* Begin *

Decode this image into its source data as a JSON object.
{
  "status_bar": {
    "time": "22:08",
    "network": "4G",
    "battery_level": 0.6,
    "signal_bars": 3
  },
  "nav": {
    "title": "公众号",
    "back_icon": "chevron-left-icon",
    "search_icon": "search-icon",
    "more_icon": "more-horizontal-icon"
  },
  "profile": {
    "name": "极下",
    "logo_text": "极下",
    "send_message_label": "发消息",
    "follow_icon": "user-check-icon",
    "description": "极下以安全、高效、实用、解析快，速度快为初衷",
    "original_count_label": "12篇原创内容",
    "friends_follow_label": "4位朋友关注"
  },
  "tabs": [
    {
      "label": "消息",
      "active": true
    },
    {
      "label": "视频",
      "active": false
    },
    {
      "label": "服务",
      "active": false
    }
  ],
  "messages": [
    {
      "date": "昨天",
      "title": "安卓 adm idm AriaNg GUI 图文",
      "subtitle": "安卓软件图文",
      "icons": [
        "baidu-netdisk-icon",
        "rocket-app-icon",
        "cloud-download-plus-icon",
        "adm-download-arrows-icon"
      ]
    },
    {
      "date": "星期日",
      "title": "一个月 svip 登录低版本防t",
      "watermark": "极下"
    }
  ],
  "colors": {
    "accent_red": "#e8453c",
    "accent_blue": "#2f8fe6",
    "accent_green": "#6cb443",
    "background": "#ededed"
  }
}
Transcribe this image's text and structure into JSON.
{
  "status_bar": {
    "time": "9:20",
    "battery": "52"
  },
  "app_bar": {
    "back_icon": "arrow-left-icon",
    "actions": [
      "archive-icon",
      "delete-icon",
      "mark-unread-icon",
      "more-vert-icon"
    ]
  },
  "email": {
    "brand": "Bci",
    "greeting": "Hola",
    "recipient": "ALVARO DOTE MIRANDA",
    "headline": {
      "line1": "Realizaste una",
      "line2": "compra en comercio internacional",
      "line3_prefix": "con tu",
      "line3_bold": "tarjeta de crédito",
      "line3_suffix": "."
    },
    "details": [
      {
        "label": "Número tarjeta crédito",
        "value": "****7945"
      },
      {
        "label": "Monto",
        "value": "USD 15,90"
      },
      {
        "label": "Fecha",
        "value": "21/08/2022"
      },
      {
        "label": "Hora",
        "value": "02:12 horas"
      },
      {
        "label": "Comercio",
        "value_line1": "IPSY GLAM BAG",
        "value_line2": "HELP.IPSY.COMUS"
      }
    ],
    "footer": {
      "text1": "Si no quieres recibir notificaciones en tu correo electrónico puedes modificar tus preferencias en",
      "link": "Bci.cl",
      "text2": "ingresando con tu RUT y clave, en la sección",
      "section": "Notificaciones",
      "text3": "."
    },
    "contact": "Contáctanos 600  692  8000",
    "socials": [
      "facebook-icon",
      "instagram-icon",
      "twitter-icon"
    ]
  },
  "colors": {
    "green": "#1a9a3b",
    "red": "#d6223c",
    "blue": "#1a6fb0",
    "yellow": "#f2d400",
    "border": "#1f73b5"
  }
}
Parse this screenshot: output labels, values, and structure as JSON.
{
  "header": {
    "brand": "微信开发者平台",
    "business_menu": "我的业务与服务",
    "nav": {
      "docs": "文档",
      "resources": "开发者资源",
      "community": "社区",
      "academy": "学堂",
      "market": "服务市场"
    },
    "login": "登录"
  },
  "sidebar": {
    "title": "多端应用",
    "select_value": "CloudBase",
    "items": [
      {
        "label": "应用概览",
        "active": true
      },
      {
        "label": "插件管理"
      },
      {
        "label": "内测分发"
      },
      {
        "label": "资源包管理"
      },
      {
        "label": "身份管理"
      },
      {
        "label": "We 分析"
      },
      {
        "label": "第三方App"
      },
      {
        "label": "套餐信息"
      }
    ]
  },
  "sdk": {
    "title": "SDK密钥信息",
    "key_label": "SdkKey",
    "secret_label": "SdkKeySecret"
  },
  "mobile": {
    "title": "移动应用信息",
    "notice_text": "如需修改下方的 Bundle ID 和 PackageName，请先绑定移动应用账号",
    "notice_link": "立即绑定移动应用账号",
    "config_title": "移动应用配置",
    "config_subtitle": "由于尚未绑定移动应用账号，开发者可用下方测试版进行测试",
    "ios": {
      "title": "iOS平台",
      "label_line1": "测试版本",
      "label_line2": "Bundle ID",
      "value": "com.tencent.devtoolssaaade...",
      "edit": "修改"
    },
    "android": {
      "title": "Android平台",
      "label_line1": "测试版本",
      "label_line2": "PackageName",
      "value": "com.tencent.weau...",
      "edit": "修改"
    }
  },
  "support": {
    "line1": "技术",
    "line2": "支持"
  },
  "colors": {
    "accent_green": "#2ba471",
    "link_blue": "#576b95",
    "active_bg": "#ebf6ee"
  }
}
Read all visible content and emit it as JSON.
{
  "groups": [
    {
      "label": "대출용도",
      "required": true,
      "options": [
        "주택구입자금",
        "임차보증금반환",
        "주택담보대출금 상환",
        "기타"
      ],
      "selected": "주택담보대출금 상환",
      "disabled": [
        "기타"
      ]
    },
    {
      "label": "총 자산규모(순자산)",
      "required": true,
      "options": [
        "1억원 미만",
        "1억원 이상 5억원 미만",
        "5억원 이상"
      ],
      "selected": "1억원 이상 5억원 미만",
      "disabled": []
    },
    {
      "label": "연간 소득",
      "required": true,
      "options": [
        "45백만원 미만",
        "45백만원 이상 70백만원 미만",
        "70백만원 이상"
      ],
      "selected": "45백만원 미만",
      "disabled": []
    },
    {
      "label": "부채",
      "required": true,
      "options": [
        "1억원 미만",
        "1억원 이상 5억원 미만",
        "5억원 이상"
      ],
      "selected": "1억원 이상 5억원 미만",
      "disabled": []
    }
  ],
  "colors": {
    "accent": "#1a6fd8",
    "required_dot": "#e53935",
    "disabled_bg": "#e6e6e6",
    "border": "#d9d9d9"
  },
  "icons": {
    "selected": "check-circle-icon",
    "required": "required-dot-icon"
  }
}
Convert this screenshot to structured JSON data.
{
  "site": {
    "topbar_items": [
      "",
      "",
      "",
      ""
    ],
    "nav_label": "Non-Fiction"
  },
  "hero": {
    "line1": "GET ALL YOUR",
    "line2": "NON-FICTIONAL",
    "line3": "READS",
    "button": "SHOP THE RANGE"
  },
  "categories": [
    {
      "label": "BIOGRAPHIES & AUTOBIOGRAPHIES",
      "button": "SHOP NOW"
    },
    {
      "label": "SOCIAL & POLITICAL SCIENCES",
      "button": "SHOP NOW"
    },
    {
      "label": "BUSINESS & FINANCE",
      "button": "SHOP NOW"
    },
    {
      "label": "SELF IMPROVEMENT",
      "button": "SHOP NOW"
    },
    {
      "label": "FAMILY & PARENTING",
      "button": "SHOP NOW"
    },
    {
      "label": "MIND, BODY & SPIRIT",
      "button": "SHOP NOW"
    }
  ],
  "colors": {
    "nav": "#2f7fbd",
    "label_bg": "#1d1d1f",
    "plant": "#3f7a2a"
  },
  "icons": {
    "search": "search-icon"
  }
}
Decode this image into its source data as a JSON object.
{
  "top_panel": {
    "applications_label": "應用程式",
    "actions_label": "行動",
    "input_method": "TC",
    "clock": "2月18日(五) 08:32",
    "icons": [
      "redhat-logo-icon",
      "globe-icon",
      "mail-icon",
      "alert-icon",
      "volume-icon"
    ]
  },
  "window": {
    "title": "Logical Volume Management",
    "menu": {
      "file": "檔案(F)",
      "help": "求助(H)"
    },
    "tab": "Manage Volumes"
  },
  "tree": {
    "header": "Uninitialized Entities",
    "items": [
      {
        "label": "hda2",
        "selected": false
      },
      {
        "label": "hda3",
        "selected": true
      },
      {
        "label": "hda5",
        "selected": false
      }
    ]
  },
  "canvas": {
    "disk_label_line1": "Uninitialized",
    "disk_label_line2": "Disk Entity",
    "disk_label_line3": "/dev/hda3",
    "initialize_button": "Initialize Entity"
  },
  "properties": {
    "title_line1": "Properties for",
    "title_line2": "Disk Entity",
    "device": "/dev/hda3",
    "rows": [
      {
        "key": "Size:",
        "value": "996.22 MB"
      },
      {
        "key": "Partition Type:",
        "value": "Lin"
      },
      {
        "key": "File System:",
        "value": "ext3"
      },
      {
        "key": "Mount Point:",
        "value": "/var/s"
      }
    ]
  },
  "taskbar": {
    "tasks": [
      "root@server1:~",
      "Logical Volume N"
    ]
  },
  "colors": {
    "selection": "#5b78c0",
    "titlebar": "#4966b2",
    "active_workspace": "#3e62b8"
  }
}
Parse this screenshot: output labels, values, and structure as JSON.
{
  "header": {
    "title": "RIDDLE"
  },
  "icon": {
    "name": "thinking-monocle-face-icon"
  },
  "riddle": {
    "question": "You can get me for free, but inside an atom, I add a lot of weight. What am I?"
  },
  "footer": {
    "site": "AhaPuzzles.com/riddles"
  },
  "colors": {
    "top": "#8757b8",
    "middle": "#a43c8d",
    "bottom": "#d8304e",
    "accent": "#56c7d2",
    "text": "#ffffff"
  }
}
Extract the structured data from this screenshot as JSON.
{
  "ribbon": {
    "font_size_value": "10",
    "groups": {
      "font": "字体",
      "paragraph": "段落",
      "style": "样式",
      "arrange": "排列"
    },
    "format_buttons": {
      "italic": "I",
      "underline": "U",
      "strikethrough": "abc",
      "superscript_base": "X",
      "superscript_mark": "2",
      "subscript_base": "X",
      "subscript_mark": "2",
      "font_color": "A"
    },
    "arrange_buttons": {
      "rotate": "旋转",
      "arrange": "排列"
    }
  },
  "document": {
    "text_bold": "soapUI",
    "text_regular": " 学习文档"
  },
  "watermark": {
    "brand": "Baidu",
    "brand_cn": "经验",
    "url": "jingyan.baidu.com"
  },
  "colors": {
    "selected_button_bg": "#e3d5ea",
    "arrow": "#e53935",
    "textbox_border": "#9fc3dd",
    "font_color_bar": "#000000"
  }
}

* End *

PROBLEM DESCRIPTION
Take the line that contains "Extract the structured" and each line after it down to the last of the records, and retype them exactly; add nothing else.

THE SOLUTION
Extract the structured data from this screenshot as JSON.
{
  "ribbon": {
    "font_size_value": "10",
    "groups": {
      "font": "字体",
      "paragraph": "段落",
      "style": "样式",
      "arrange": "排列"
    },
    "format_buttons": {
      "italic": "I",
      "underline": "U",
      "strikethrough": "abc",
      "superscript_base": "X",
      "superscript_mark": "2",
      "subscript_base": "X",
      "subscript_mark": "2",
      "font_color": "A"
    },
    "arrange_buttons": {
      "rotate": "旋转",
      "arrange": "排列"
    }
  },
  "document": {
    "text_bold": "soapUI",
    "text_regular": " 学习文档"
  },
  "watermark": {
    "brand": "Baidu",
    "brand_cn": "经验",
    "url": "jingyan.baidu.com"
  },
  "colors": {
    "selected_button_bg": "#e3d5ea",
    "arrow": "#e53935",
    "textbox_border": "#9fc3dd",
    "font_color_bar": "#000000"
  }
}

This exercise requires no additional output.